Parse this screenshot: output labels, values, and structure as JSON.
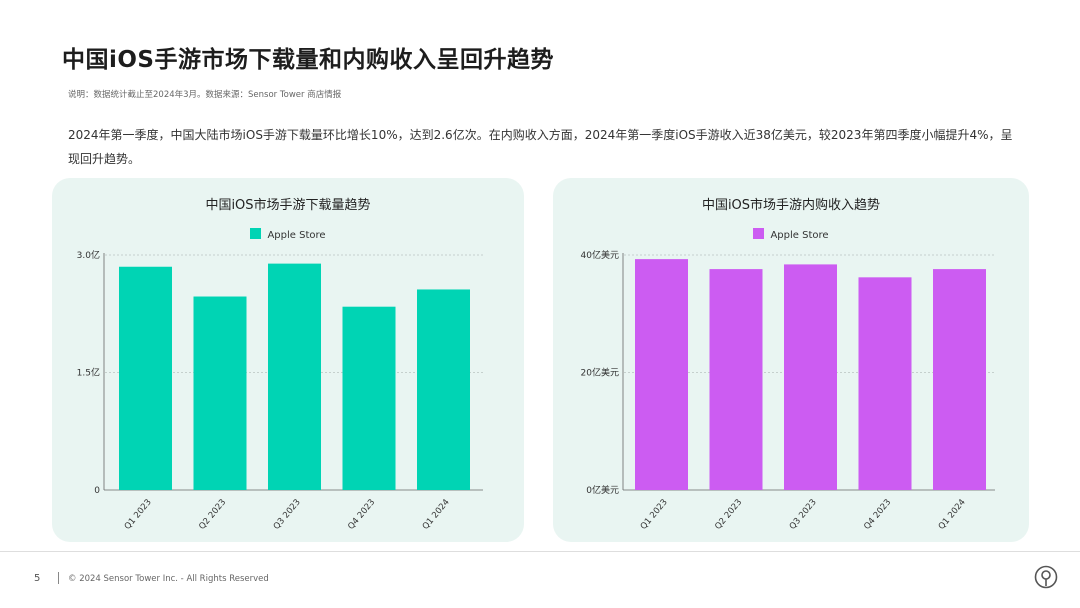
{
  "title": "中国iOS手游市场下载量和内购收入呈回升趋势",
  "note": "说明：数据统计截止至2024年3月。数据来源：Sensor Tower 商店情报",
  "description": "2024年第一季度，中国大陆市场iOS手游下载量环比增长10%，达到2.6亿次。在内购收入方面，2024年第一季度iOS手游收入近38亿美元，较2023年第四季度小幅提升4%，呈现回升趋势。",
  "colors": {
    "teal": "#00d4b4",
    "magenta": "#cc5cf2",
    "panel": "#e9f5f2"
  },
  "chart_data": [
    {
      "type": "bar",
      "title": "中国iOS市场手游下载量趋势",
      "categories": [
        "Q1 2023",
        "Q2 2023",
        "Q3 2023",
        "Q4 2023",
        "Q1 2024"
      ],
      "series": [
        {
          "name": "Apple Store",
          "values": [
            2.85,
            2.47,
            2.89,
            2.34,
            2.56
          ]
        }
      ],
      "ylim": [
        0,
        3.0
      ],
      "yticks": [
        0,
        1.5,
        3.0
      ],
      "ytick_labels": [
        "0",
        "1.5亿",
        "3.0亿"
      ],
      "grid": true,
      "legend": "top-center",
      "color": "#00d4b4"
    },
    {
      "type": "bar",
      "title": "中国iOS市场手游内购收入趋势",
      "categories": [
        "Q1 2023",
        "Q2 2023",
        "Q3 2023",
        "Q4 2023",
        "Q1 2024"
      ],
      "series": [
        {
          "name": "Apple Store",
          "values": [
            39.3,
            37.6,
            38.4,
            36.2,
            37.6
          ]
        }
      ],
      "ylim": [
        0,
        40
      ],
      "yticks": [
        0,
        20,
        40
      ],
      "ytick_labels": [
        "0亿美元",
        "20亿美元",
        "40亿美元"
      ],
      "grid": true,
      "legend": "top-center",
      "color": "#cc5cf2"
    }
  ],
  "footer": {
    "page_number": "5",
    "copyright": "© 2024 Sensor Tower Inc. - All Rights Reserved"
  },
  "icons": {
    "logo": "sensor-tower-logo-icon"
  }
}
○ ○ ○ ○ ○
Copy the material exactly. Do not include the pictures.

• [SOLUTION]:
Parse this screenshot: output labels, values, and structure as JSON.
{
  "title": "中国iOS手游市场下载量和内购收入呈回升趋势",
  "note": "说明：数据统计截止至2024年3月。数据来源：Sensor Tower 商店情报",
  "description": "2024年第一季度，中国大陆市场iOS手游下载量环比增长10%，达到2.6亿次。在内购收入方面，2024年第一季度iOS手游收入近38亿美元，较2023年第四季度小幅提升4%，呈现回升趋势。",
  "colors": {
    "teal": "#00d4b4",
    "magenta": "#cc5cf2",
    "panel": "#e9f5f2"
  },
  "chart_data": [
    {
      "type": "bar",
      "title": "中国iOS市场手游下载量趋势",
      "categories": [
        "Q1 2023",
        "Q2 2023",
        "Q3 2023",
        "Q4 2023",
        "Q1 2024"
      ],
      "series": [
        {
          "name": "Apple Store",
          "values": [
            2.85,
            2.47,
            2.89,
            2.34,
            2.56
          ]
        }
      ],
      "ylim": [
        0,
        3.0
      ],
      "yticks": [
        0,
        1.5,
        3.0
      ],
      "ytick_labels": [
        "0",
        "1.5亿",
        "3.0亿"
      ],
      "grid": true,
      "legend": "top-center",
      "color": "#00d4b4"
    },
    {
      "type": "bar",
      "title": "中国iOS市场手游内购收入趋势",
      "categories": [
        "Q1 2023",
        "Q2 2023",
        "Q3 2023",
        "Q4 2023",
        "Q1 2024"
      ],
      "series": [
        {
          "name": "Apple Store",
          "values": [
            39.3,
            37.6,
            38.4,
            36.2,
            37.6
          ]
        }
      ],
      "ylim": [
        0,
        40
      ],
      "yticks": [
        0,
        20,
        40
      ],
      "ytick_labels": [
        "0亿美元",
        "20亿美元",
        "40亿美元"
      ],
      "grid": true,
      "legend": "top-center",
      "color": "#cc5cf2"
    }
  ],
  "footer": {
    "page_number": "5",
    "copyright": "© 2024 Sensor Tower Inc. - All Rights Reserved"
  },
  "icons": {
    "logo": "sensor-tower-logo-icon"
  }
}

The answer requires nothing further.